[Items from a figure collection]
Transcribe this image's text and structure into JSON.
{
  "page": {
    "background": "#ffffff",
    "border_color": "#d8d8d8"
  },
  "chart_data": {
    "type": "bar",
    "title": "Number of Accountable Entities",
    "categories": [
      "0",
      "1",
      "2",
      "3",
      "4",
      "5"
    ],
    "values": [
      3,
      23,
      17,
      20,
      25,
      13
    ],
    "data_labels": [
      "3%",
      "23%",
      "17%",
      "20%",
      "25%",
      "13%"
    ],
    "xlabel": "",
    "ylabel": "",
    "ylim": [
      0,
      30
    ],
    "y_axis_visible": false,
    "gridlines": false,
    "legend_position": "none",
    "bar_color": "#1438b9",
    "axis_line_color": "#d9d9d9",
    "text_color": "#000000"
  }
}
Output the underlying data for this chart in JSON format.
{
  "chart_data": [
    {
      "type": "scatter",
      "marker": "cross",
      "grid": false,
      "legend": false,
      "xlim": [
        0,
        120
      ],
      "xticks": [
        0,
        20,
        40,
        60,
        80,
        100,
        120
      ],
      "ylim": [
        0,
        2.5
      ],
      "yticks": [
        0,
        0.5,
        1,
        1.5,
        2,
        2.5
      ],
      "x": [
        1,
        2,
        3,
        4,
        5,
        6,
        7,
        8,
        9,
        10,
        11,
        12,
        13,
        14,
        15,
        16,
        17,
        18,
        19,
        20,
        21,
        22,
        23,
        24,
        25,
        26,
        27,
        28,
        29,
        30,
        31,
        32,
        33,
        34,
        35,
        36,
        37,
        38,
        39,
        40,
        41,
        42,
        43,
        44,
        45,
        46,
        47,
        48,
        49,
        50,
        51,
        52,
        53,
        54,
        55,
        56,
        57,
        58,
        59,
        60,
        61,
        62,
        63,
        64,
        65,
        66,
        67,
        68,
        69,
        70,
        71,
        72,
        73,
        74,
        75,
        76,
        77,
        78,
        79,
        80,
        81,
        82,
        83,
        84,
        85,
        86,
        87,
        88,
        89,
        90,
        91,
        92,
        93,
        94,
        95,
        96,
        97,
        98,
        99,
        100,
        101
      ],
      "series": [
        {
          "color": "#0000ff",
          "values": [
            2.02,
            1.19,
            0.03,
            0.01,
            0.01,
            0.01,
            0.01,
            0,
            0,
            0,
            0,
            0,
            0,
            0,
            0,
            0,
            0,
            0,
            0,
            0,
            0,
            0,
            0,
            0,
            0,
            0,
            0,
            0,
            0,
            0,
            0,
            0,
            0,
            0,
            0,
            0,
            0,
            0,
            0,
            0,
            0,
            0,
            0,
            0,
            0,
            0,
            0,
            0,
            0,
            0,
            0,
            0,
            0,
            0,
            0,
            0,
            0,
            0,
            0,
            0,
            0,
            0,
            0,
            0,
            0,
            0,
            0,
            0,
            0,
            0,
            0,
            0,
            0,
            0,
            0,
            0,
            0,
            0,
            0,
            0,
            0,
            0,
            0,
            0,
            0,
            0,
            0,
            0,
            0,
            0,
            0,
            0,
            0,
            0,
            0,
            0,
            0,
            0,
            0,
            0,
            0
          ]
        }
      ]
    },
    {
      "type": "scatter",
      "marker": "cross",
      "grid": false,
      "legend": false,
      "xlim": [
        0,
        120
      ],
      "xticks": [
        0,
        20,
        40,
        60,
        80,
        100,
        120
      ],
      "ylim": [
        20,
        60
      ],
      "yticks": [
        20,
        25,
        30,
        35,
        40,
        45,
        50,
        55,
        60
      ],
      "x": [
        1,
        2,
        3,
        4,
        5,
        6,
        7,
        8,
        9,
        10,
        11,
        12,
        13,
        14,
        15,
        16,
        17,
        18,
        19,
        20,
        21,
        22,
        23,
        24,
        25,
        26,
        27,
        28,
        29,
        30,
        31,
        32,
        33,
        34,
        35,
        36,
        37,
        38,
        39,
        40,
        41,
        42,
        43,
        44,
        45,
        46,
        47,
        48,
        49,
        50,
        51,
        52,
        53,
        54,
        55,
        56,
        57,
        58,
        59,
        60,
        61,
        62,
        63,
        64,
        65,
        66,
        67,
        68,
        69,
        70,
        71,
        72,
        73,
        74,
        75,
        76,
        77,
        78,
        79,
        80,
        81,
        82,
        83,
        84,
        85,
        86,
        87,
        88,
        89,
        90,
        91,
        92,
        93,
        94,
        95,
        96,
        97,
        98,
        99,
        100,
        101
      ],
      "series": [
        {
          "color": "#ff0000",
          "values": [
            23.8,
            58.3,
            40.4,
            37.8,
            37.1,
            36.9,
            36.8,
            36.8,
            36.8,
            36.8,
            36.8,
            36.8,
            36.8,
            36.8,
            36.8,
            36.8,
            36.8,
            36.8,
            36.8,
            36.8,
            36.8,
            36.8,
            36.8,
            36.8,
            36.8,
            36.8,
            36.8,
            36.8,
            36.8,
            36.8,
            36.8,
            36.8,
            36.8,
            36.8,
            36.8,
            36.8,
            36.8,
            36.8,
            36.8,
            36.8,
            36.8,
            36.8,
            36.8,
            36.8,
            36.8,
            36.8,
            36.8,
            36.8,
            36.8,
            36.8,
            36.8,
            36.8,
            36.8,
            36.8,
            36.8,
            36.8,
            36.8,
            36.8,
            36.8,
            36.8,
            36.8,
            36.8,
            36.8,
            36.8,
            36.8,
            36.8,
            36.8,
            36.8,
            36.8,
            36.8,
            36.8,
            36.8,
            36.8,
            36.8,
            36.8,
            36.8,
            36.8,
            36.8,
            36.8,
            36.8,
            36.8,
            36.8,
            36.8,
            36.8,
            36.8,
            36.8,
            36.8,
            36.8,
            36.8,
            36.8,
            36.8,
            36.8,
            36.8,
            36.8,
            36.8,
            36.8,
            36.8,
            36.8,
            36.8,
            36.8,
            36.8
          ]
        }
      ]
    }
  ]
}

» **Aim**
Restate each entry exactly, skipping none.

» **Task response**
Transcribe this image's text and structure into JSON.
{
  "page": {
    "background": "#ffffff",
    "border_color": "#d8d8d8"
  },
  "chart_data": {
    "type": "bar",
    "title": "Number of Accountable Entities",
    "categories": [
      "0",
      "1",
      "2",
      "3",
      "4",
      "5"
    ],
    "values": [
      3,
      23,
      17,
      20,
      25,
      13
    ],
    "data_labels": [
      "3%",
      "23%",
      "17%",
      "20%",
      "25%",
      "13%"
    ],
    "xlabel": "",
    "ylabel": "",
    "ylim": [
      0,
      30
    ],
    "y_axis_visible": false,
    "gridlines": false,
    "legend_position": "none",
    "bar_color": "#1438b9",
    "axis_line_color": "#d9d9d9",
    "text_color": "#000000"
  }
}
Output the underlying data for this chart in JSON format.
{
  "chart_data": [
    {
      "type": "scatter",
      "marker": "cross",
      "grid": false,
      "legend": false,
      "xlim": [
        0,
        120
      ],
      "xticks": [
        0,
        20,
        40,
        60,
        80,
        100,
        120
      ],
      "ylim": [
        0,
        2.5
      ],
      "yticks": [
        0,
        0.5,
        1,
        1.5,
        2,
        2.5
      ],
      "x": [
        1,
        2,
        3,
        4,
        5,
        6,
        7,
        8,
        9,
        10,
        11,
        12,
        13,
        14,
        15,
        16,
        17,
        18,
        19,
        20,
        21,
        22,
        23,
        24,
        25,
        26,
        27,
        28,
        29,
        30,
        31,
        32,
        33,
        34,
        35,
        36,
        37,
        38,
        39,
        40,
        41,
        42,
        43,
        44,
        45,
        46,
        47,
        48,
        49,
        50,
        51,
        52,
        53,
        54,
        55,
        56,
        57,
        58,
        59,
        60,
        61,
        62,
        63,
        64,
        65,
        66,
        67,
        68,
        69,
        70,
        71,
        72,
        73,
        74,
        75,
        76,
        77,
        78,
        79,
        80,
        81,
        82,
        83,
        84,
        85,
        86,
        87,
        88,
        89,
        90,
        91,
        92,
        93,
        94,
        95,
        96,
        97,
        98,
        99,
        100,
        101
      ],
      "series": [
        {
          "color": "#0000ff",
          "values": [
            2.02,
            1.19,
            0.03,
            0.01,
            0.01,
            0.01,
            0.01,
            0,
            0,
            0,
            0,
            0,
            0,
            0,
            0,
            0,
            0,
            0,
            0,
            0,
            0,
            0,
            0,
            0,
            0,
            0,
            0,
            0,
            0,
            0,
            0,
            0,
            0,
            0,
            0,
            0,
            0,
            0,
            0,
            0,
            0,
            0,
            0,
            0,
            0,
            0,
            0,
            0,
            0,
            0,
            0,
            0,
            0,
            0,
            0,
            0,
            0,
            0,
            0,
            0,
            0,
            0,
            0,
            0,
            0,
            0,
            0,
            0,
            0,
            0,
            0,
            0,
            0,
            0,
            0,
            0,
            0,
            0,
            0,
            0,
            0,
            0,
            0,
            0,
            0,
            0,
            0,
            0,
            0,
            0,
            0,
            0,
            0,
            0,
            0,
            0,
            0,
            0,
            0,
            0,
            0
          ]
        }
      ]
    },
    {
      "type": "scatter",
      "marker": "cross",
      "grid": false,
      "legend": false,
      "xlim": [
        0,
        120
      ],
      "xticks": [
        0,
        20,
        40,
        60,
        80,
        100,
        120
      ],
      "ylim": [
        20,
        60
      ],
      "yticks": [
        20,
        25,
        30,
        35,
        40,
        45,
        50,
        55,
        60
      ],
      "x": [
        1,
        2,
        3,
        4,
        5,
        6,
        7,
        8,
        9,
        10,
        11,
        12,
        13,
        14,
        15,
        16,
        17,
        18,
        19,
        20,
        21,
        22,
        23,
        24,
        25,
        26,
        27,
        28,
        29,
        30,
        31,
        32,
        33,
        34,
        35,
        36,
        37,
        38,
        39,
        40,
        41,
        42,
        43,
        44,
        45,
        46,
        47,
        48,
        49,
        50,
        51,
        52,
        53,
        54,
        55,
        56,
        57,
        58,
        59,
        60,
        61,
        62,
        63,
        64,
        65,
        66,
        67,
        68,
        69,
        70,
        71,
        72,
        73,
        74,
        75,
        76,
        77,
        78,
        79,
        80,
        81,
        82,
        83,
        84,
        85,
        86,
        87,
        88,
        89,
        90,
        91,
        92,
        93,
        94,
        95,
        96,
        97,
        98,
        99,
        100,
        101
      ],
      "series": [
        {
          "color": "#ff0000",
          "values": [
            23.8,
            58.3,
            40.4,
            37.8,
            37.1,
            36.9,
            36.8,
            36.8,
            36.8,
            36.8,
            36.8,
            36.8,
            36.8,
            36.8,
            36.8,
            36.8,
            36.8,
            36.8,
            36.8,
            36.8,
            36.8,
            36.8,
            36.8,
            36.8,
            36.8,
            36.8,
            36.8,
            36.8,
            36.8,
            36.8,
            36.8,
            36.8,
            36.8,
            36.8,
            36.8,
            36.8,
            36.8,
            36.8,
            36.8,
            36.8,
            36.8,
            36.8,
            36.8,
            36.8,
            36.8,
            36.8,
            36.8,
            36.8,
            36.8,
            36.8,
            36.8,
            36.8,
            36.8,
            36.8,
            36.8,
            36.8,
            36.8,
            36.8,
            36.8,
            36.8,
            36.8,
            36.8,
            36.8,
            36.8,
            36.8,
            36.8,
            36.8,
            36.8,
            36.8,
            36.8,
            36.8,
            36.8,
            36.8,
            36.8,
            36.8,
            36.8,
            36.8,
            36.8,
            36.8,
            36.8,
            36.8,
            36.8,
            36.8,
            36.8,
            36.8,
            36.8,
            36.8,
            36.8,
            36.8,
            36.8,
            36.8,
            36.8,
            36.8,
            36.8,
            36.8,
            36.8,
            36.8,
            36.8,
            36.8,
            36.8,
            36.8
          ]
        }
      ]
    }
  ]
}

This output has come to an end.